Copy out the material below with "segment" substituted for every "bar", keeping everything else the same.

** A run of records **
|---|

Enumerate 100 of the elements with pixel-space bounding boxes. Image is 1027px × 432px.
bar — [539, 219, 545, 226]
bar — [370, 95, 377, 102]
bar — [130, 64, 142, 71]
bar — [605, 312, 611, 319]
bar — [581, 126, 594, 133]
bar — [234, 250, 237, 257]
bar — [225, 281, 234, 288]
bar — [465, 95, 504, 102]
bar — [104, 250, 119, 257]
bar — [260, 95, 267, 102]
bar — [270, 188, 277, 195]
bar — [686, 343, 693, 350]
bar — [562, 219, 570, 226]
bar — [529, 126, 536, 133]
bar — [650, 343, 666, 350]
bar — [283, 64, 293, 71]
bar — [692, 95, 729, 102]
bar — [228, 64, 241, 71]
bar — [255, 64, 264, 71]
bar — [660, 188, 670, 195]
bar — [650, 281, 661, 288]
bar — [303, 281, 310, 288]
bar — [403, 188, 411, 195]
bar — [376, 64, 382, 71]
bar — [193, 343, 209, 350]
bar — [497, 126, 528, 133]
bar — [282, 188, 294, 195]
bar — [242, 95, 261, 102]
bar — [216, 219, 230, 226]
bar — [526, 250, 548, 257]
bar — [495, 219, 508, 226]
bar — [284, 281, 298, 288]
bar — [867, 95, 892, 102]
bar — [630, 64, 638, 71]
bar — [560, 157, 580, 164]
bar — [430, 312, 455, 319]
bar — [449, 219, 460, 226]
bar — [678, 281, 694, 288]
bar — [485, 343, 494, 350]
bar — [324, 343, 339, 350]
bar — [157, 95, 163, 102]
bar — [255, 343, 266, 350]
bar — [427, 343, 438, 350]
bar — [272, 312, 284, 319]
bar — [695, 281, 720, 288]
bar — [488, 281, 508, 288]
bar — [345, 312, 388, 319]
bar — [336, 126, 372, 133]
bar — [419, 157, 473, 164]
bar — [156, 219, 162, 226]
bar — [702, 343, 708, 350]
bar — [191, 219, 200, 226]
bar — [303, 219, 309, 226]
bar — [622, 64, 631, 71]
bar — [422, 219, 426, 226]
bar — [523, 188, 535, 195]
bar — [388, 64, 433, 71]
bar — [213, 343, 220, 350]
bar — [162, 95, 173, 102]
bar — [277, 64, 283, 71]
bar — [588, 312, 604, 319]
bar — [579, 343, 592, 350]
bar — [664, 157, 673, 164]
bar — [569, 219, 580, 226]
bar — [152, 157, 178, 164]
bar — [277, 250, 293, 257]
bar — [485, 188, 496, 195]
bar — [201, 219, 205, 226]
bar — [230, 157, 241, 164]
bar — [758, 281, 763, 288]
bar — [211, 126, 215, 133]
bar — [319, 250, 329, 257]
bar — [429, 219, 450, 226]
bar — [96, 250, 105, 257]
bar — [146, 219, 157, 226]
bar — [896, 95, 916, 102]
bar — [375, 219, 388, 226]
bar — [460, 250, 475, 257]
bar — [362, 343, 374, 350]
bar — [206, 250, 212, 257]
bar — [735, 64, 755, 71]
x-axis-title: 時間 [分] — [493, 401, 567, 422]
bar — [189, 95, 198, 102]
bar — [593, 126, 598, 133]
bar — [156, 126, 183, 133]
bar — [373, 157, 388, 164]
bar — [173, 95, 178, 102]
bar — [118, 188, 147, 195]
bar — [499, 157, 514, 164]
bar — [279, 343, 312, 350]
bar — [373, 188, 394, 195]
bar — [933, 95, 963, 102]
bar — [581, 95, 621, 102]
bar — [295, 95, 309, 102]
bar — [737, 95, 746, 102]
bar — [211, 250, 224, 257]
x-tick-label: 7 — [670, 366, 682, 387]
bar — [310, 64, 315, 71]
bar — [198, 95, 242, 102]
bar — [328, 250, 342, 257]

|---|

** The solution **
Enumerate 100 of the elements with pixel-space bounding boxes. Image is 1027px × 432px.
segment — [539, 219, 545, 226]
segment — [370, 95, 377, 102]
segment — [130, 64, 142, 71]
segment — [605, 312, 611, 319]
segment — [581, 126, 594, 133]
segment — [234, 250, 237, 257]
segment — [225, 281, 234, 288]
segment — [465, 95, 504, 102]
segment — [104, 250, 119, 257]
segment — [260, 95, 267, 102]
segment — [270, 188, 277, 195]
segment — [686, 343, 693, 350]
segment — [562, 219, 570, 226]
segment — [529, 126, 536, 133]
segment — [650, 343, 666, 350]
segment — [283, 64, 293, 71]
segment — [692, 95, 729, 102]
segment — [228, 64, 241, 71]
segment — [255, 64, 264, 71]
segment — [660, 188, 670, 195]
segment — [650, 281, 661, 288]
segment — [303, 281, 310, 288]
segment — [403, 188, 411, 195]
segment — [376, 64, 382, 71]
segment — [193, 343, 209, 350]
segment — [497, 126, 528, 133]
segment — [282, 188, 294, 195]
segment — [242, 95, 261, 102]
segment — [216, 219, 230, 226]
segment — [526, 250, 548, 257]
segment — [495, 219, 508, 226]
segment — [284, 281, 298, 288]
segment — [867, 95, 892, 102]
segment — [630, 64, 638, 71]
segment — [560, 157, 580, 164]
segment — [430, 312, 455, 319]
segment — [449, 219, 460, 226]
segment — [678, 281, 694, 288]
segment — [485, 343, 494, 350]
segment — [324, 343, 339, 350]
segment — [157, 95, 163, 102]
segment — [255, 343, 266, 350]
segment — [427, 343, 438, 350]
segment — [272, 312, 284, 319]
segment — [695, 281, 720, 288]
segment — [488, 281, 508, 288]
segment — [345, 312, 388, 319]
segment — [336, 126, 372, 133]
segment — [419, 157, 473, 164]
segment — [156, 219, 162, 226]
segment — [702, 343, 708, 350]
segment — [191, 219, 200, 226]
segment — [303, 219, 309, 226]
segment — [622, 64, 631, 71]
segment — [422, 219, 426, 226]
segment — [523, 188, 535, 195]
segment — [388, 64, 433, 71]
segment — [213, 343, 220, 350]
segment — [162, 95, 173, 102]
segment — [277, 64, 283, 71]
segment — [588, 312, 604, 319]
segment — [579, 343, 592, 350]
segment — [664, 157, 673, 164]
segment — [569, 219, 580, 226]
segment — [152, 157, 178, 164]
segment — [277, 250, 293, 257]
segment — [485, 188, 496, 195]
segment — [201, 219, 205, 226]
segment — [230, 157, 241, 164]
segment — [758, 281, 763, 288]
segment — [211, 126, 215, 133]
segment — [319, 250, 329, 257]
segment — [429, 219, 450, 226]
segment — [96, 250, 105, 257]
segment — [146, 219, 157, 226]
segment — [896, 95, 916, 102]
segment — [375, 219, 388, 226]
segment — [460, 250, 475, 257]
segment — [362, 343, 374, 350]
segment — [206, 250, 212, 257]
segment — [735, 64, 755, 71]
x-axis-title: 時間 [分] — [493, 401, 567, 422]
segment — [189, 95, 198, 102]
segment — [593, 126, 598, 133]
segment — [156, 126, 183, 133]
segment — [373, 157, 388, 164]
segment — [173, 95, 178, 102]
segment — [118, 188, 147, 195]
segment — [499, 157, 514, 164]
segment — [279, 343, 312, 350]
segment — [373, 188, 394, 195]
segment — [933, 95, 963, 102]
segment — [581, 95, 621, 102]
segment — [295, 95, 309, 102]
segment — [737, 95, 746, 102]
segment — [211, 250, 224, 257]
x-tick-label: 7 — [670, 366, 682, 387]
segment — [310, 64, 315, 71]
segment — [198, 95, 242, 102]
segment — [328, 250, 342, 257]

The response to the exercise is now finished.